- **INPUT DATA**:
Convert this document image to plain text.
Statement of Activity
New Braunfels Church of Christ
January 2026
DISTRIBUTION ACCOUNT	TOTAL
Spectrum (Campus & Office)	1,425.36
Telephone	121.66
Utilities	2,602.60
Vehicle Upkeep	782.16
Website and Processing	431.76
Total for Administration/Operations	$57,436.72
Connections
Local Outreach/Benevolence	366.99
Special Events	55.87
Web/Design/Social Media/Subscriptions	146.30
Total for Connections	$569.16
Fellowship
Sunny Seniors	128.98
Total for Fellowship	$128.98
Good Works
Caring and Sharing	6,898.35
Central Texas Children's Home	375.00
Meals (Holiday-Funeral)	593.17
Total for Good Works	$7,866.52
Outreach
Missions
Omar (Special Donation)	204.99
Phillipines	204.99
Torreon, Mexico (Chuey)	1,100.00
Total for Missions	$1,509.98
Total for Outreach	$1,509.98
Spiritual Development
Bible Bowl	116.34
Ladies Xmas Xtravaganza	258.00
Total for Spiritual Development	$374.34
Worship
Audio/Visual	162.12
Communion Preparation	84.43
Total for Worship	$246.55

- **GIVEN REQUEST**:
Return all the data exactly as given.

- **ANSWER FOR THE TASK**:
Convert this document image to plain text.
Statement of Activity
New Braunfels Church of Christ
January 2026
DISTRIBUTION ACCOUNT	TOTAL
Spectrum (Campus & Office)	1,425.36
Telephone	121.66
Utilities	2,602.60
Vehicle Upkeep	782.16
Website and Processing	431.76
Total for Administration/Operations	$57,436.72
Connections
Local Outreach/Benevolence	366.99
Special Events	55.87
Web/Design/Social Media/Subscriptions	146.30
Total for Connections	$569.16
Fellowship
Sunny Seniors	128.98
Total for Fellowship	$128.98
Good Works
Caring and Sharing	6,898.35
Central Texas Children's Home	375.00
Meals (Holiday-Funeral)	593.17
Total for Good Works	$7,866.52
Outreach
Missions
Omar (Special Donation)	204.99
Phillipines	204.99
Torreon, Mexico (Chuey)	1,100.00
Total for Missions	$1,509.98
Total for Outreach	$1,509.98
Spiritual Development
Bible Bowl	116.34
Ladies Xmas Xtravaganza	258.00
Total for Spiritual Development	$374.34
Worship
Audio/Visual	162.12
Communion Preparation	84.43
Total for Worship	$246.55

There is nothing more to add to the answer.